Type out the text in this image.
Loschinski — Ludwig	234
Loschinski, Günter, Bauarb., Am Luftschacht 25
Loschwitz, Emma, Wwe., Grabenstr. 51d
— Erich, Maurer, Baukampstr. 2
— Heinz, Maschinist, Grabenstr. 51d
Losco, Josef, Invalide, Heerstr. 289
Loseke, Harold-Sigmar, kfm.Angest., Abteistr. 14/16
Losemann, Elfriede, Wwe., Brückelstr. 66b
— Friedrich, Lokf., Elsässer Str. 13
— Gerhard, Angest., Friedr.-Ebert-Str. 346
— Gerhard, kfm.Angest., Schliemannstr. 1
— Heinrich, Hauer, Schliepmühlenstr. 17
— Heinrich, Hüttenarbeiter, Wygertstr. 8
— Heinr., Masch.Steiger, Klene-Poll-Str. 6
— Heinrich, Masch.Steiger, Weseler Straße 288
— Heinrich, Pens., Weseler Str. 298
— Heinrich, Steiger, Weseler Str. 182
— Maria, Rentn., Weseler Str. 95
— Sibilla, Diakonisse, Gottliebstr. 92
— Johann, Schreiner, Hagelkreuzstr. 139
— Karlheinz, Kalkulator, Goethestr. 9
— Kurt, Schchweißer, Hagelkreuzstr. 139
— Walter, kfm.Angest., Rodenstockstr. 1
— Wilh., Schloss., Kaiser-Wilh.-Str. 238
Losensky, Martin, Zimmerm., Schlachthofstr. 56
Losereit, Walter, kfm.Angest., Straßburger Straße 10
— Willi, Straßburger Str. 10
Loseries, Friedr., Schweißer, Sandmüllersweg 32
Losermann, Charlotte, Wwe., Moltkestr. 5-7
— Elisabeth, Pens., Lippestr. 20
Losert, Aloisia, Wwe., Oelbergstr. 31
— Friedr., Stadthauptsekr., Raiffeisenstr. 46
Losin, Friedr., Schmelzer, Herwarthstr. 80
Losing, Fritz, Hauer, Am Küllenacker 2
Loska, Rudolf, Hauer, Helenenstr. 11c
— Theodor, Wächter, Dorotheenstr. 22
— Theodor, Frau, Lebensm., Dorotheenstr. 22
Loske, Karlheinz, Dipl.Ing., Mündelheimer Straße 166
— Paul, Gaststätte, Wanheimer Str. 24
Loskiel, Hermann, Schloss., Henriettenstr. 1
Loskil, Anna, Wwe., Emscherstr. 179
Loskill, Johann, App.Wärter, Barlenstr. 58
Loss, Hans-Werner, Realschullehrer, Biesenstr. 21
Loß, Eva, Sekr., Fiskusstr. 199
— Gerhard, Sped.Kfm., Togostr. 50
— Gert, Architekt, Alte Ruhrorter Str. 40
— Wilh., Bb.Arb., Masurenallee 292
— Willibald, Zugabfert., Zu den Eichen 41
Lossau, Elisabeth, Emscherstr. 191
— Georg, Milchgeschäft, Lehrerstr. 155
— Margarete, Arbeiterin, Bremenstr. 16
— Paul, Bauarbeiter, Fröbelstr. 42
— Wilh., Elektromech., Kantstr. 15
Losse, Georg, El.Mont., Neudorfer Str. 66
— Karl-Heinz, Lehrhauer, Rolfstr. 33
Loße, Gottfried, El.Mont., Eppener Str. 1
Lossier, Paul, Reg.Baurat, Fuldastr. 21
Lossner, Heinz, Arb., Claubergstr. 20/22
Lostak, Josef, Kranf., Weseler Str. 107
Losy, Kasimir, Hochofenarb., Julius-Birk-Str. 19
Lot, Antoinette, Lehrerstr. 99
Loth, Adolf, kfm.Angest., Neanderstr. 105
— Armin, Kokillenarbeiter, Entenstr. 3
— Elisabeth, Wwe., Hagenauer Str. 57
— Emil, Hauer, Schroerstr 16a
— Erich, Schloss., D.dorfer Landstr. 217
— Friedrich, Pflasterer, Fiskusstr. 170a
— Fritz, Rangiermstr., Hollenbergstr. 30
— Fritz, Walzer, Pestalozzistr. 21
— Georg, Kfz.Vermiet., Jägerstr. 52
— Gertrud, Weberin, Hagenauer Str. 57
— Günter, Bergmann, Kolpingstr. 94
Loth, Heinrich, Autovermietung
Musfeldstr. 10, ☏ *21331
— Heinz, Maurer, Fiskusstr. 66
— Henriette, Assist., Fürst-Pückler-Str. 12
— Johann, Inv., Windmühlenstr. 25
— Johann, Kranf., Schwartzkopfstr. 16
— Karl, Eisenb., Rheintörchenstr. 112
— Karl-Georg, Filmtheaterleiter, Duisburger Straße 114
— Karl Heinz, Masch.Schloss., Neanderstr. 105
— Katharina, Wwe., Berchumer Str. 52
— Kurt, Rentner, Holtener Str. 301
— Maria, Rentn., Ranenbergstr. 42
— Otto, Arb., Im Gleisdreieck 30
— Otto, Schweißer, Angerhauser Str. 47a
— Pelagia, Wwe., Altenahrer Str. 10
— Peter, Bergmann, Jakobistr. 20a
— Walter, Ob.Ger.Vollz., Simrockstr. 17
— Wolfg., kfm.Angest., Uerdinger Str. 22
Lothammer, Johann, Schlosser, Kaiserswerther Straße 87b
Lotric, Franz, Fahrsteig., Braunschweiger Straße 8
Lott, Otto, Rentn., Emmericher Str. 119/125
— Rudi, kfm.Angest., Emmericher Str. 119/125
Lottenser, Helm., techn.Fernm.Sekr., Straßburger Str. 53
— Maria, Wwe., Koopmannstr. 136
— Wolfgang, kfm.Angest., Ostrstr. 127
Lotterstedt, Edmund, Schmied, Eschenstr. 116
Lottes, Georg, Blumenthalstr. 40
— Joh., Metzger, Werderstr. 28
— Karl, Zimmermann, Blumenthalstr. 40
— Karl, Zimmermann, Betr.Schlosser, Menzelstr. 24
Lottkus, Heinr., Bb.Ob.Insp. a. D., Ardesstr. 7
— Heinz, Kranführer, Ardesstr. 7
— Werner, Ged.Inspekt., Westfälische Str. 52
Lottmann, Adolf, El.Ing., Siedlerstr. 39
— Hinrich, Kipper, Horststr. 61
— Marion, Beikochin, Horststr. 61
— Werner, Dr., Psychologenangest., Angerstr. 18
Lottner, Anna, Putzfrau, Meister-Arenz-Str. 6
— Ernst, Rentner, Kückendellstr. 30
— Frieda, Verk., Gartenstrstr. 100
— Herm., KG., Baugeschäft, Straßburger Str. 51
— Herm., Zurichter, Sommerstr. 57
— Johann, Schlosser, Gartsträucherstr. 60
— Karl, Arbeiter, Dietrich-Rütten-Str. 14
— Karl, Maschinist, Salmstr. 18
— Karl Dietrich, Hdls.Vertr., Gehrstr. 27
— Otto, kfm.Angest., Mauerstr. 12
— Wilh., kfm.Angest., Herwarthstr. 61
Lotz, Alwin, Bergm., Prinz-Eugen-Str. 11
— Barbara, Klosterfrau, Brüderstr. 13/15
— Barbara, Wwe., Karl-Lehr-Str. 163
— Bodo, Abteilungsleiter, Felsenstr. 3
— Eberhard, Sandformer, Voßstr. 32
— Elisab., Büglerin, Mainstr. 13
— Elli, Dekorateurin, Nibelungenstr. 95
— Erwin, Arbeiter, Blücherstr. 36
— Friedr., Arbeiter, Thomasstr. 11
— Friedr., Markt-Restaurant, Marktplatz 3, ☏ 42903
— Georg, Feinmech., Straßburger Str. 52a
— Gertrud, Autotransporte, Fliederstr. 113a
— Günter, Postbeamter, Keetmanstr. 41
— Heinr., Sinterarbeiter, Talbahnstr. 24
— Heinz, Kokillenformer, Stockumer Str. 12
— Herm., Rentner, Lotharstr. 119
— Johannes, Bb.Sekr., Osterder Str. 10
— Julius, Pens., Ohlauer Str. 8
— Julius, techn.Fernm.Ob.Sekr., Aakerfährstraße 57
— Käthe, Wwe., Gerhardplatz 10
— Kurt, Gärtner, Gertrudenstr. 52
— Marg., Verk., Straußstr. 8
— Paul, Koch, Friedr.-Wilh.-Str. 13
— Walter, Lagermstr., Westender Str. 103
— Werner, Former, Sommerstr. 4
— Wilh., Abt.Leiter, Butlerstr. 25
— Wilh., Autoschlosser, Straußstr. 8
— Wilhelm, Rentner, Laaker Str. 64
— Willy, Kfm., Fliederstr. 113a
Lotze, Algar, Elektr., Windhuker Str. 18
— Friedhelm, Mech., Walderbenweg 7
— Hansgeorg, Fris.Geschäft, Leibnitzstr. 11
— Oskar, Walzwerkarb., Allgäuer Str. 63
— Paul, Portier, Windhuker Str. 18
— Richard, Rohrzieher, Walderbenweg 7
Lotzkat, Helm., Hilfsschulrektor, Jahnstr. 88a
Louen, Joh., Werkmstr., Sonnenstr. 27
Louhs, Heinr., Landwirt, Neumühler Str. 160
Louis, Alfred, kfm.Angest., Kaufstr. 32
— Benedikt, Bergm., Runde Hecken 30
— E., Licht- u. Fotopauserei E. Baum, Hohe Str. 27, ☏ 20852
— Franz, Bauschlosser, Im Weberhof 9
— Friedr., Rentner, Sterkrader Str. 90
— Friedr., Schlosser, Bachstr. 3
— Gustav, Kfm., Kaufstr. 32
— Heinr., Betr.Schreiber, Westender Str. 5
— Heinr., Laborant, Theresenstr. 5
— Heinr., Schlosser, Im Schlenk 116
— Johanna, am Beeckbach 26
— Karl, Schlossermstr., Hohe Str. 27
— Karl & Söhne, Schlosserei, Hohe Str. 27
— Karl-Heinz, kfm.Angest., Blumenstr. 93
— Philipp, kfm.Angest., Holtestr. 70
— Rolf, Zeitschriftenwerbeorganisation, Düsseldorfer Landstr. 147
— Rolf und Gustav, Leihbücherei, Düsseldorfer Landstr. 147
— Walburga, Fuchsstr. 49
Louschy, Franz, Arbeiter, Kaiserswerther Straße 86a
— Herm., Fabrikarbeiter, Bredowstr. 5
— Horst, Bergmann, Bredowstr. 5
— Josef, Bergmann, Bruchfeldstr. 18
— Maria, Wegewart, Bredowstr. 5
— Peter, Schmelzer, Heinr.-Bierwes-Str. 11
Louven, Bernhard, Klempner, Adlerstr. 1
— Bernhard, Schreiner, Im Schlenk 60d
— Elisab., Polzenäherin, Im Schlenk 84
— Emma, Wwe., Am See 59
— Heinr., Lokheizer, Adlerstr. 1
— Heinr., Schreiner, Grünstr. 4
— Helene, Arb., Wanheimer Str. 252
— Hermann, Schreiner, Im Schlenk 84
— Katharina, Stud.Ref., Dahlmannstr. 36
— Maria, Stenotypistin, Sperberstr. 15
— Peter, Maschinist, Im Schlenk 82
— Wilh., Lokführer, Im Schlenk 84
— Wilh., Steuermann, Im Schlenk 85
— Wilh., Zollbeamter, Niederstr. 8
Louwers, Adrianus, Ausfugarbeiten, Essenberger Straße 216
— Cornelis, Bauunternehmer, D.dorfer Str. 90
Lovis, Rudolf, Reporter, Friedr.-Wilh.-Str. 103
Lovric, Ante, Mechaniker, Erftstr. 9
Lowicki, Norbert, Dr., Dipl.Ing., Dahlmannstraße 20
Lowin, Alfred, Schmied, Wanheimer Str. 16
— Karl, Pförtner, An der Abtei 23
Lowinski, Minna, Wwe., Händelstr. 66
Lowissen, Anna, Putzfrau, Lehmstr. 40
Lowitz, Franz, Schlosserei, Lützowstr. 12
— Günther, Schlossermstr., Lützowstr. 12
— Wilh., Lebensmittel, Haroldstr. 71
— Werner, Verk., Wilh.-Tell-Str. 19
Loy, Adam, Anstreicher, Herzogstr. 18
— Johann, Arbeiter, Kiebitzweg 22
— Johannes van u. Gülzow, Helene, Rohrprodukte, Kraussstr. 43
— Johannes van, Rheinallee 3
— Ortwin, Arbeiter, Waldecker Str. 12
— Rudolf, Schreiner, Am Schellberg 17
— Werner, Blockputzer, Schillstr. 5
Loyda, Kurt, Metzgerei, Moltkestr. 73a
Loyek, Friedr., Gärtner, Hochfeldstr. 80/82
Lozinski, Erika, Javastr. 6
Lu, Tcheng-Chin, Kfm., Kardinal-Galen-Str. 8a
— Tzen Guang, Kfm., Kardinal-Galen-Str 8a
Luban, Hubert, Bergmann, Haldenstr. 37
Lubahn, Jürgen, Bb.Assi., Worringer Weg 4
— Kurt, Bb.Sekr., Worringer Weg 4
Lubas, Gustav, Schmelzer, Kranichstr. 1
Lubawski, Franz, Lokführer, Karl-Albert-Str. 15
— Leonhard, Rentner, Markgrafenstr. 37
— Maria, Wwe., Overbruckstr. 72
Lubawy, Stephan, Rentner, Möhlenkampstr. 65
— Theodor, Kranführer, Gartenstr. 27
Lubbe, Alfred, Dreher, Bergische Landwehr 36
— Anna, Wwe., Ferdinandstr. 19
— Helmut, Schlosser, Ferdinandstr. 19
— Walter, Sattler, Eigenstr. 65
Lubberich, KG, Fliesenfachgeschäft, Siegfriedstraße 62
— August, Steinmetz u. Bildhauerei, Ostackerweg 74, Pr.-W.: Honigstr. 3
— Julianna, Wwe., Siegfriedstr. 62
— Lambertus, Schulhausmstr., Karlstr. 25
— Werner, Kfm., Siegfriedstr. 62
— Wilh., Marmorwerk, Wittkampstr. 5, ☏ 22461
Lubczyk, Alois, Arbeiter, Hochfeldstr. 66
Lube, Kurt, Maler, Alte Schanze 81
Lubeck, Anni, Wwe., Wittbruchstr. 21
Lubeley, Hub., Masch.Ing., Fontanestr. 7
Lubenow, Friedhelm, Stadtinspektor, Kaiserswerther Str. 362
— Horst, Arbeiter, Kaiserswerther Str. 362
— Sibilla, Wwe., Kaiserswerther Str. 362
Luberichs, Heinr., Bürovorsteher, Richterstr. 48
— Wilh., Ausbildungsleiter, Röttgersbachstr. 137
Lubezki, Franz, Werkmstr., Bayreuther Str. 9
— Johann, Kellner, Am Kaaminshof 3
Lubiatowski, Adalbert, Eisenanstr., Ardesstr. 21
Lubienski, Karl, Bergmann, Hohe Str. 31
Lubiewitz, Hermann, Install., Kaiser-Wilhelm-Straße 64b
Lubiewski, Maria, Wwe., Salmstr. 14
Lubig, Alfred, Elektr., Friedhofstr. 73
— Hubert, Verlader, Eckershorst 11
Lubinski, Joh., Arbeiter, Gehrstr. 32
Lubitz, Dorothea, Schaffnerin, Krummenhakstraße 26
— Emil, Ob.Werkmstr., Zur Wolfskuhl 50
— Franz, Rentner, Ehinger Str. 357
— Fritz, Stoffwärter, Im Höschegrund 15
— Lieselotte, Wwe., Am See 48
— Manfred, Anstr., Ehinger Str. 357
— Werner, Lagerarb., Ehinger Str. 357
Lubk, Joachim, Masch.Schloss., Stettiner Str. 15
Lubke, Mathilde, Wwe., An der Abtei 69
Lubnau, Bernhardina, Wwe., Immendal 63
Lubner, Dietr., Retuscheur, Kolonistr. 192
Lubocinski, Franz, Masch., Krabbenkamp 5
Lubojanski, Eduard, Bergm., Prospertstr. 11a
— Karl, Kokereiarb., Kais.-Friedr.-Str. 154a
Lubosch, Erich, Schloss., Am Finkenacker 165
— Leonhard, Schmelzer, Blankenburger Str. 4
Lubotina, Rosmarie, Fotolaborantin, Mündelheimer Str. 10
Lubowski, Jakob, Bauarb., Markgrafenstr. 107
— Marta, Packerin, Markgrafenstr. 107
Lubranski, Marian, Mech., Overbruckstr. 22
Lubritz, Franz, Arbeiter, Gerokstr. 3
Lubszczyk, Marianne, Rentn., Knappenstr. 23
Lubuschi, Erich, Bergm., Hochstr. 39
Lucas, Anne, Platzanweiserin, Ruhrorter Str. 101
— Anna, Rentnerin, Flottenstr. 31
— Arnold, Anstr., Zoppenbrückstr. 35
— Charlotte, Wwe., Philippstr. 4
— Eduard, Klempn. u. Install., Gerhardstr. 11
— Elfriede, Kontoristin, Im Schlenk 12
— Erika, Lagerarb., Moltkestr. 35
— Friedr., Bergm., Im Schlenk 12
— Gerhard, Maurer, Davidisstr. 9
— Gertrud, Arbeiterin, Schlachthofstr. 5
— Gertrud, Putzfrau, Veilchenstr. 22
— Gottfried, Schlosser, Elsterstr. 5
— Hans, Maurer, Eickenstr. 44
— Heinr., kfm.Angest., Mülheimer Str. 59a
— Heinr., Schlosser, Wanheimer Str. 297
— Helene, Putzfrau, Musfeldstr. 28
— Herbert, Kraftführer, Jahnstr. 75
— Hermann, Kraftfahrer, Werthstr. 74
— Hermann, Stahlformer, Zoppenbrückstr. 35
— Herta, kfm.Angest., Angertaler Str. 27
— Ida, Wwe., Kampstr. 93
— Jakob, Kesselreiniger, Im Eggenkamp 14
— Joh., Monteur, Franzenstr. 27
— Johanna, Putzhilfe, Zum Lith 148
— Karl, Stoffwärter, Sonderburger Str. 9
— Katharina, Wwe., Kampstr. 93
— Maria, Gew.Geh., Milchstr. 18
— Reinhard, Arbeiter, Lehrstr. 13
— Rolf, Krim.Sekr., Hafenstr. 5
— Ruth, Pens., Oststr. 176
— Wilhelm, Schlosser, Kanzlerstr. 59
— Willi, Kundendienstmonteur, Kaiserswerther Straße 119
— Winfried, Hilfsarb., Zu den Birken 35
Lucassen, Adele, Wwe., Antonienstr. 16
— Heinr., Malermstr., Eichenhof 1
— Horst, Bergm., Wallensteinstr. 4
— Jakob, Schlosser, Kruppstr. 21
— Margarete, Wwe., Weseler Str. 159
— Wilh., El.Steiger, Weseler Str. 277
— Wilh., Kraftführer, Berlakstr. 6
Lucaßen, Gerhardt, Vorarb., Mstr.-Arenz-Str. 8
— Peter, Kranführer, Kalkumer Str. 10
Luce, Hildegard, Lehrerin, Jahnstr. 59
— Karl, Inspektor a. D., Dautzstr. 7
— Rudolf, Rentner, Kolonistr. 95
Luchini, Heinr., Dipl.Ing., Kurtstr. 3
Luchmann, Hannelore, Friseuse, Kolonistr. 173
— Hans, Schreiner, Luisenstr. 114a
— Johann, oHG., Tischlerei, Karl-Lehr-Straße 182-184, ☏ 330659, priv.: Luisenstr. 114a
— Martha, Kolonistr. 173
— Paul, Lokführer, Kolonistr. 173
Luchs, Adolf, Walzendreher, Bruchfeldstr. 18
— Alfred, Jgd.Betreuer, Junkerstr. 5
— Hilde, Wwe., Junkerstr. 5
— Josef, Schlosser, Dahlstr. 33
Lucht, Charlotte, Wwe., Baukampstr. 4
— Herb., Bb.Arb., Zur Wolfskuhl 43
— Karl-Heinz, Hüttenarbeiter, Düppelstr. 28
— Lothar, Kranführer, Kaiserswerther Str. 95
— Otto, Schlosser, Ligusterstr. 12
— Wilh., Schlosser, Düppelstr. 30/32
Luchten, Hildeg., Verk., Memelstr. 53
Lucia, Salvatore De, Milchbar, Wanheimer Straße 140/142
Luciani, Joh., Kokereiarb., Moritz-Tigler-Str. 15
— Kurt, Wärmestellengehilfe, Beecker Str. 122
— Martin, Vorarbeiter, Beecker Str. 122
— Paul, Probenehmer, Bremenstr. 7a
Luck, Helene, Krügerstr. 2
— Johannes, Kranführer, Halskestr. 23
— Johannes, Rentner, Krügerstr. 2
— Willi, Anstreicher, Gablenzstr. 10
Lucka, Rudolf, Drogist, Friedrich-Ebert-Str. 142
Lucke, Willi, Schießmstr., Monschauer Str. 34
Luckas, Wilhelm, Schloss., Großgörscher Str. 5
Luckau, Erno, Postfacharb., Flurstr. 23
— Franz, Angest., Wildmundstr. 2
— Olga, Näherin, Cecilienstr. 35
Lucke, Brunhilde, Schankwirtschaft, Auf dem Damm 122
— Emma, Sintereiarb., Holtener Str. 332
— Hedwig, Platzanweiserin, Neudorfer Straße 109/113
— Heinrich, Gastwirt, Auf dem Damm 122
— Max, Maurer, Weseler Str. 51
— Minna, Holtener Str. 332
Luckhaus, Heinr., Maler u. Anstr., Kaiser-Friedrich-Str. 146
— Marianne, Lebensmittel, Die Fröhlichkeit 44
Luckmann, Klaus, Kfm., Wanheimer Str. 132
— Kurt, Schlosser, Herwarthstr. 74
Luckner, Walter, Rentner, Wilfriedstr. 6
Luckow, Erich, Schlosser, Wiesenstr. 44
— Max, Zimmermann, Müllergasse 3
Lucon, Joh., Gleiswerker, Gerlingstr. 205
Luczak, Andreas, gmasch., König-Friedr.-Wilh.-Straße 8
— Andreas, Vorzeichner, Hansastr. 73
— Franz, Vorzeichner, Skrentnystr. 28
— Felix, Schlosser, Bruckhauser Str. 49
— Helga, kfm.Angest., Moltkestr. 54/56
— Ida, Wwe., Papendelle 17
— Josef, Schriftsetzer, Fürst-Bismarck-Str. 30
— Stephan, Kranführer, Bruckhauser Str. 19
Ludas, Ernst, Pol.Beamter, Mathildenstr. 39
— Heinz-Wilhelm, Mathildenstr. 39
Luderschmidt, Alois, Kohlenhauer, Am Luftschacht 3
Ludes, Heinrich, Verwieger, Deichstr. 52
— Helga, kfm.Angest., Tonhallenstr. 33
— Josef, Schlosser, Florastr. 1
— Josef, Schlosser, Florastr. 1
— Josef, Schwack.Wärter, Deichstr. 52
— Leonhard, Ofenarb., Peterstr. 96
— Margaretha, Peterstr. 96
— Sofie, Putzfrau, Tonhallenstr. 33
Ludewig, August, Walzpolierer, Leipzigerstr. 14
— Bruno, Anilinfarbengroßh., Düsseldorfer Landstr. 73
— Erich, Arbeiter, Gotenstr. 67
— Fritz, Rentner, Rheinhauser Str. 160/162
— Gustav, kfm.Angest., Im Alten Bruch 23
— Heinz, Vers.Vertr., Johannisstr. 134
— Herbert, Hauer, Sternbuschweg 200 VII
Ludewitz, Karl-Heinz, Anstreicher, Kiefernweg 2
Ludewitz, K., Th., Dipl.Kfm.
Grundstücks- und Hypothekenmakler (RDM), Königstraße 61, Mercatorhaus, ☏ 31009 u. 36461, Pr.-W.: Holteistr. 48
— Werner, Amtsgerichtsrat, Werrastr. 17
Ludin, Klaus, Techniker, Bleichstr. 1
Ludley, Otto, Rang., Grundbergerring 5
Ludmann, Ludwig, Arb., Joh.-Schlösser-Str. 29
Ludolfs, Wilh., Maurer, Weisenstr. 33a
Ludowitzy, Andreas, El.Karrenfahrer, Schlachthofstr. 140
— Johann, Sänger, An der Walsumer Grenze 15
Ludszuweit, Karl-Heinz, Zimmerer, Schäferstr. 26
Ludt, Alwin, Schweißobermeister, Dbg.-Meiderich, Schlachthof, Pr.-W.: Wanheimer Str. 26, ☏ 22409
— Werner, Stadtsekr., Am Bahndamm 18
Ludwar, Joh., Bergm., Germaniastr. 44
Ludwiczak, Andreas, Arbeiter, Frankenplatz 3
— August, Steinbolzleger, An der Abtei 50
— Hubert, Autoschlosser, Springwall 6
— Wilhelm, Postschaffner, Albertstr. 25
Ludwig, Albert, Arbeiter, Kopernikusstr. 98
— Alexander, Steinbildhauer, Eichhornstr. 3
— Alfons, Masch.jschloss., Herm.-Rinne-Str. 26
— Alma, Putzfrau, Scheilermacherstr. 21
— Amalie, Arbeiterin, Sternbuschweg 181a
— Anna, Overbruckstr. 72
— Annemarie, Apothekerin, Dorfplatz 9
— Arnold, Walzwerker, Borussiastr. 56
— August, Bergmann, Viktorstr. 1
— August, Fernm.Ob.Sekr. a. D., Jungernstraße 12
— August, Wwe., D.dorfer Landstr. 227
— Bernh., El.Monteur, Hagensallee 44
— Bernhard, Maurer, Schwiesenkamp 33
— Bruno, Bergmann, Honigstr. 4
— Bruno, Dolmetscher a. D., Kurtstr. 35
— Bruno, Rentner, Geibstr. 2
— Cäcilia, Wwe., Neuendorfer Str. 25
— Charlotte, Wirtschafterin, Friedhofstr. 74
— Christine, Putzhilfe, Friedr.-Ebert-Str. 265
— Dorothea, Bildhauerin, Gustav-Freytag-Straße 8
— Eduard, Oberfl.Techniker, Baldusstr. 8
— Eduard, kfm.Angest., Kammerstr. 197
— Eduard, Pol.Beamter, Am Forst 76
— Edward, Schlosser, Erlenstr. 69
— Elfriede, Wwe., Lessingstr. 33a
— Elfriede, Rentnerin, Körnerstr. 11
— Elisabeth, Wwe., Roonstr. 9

_Problem to work on_: Scan the material for lines with the word "Tonhallenstr", and copy each line you find.

_The answer_:
— Helga, kfm.Angest., Tonhallenstr. 33
— Sofie, Putzfrau, Tonhallenstr. 33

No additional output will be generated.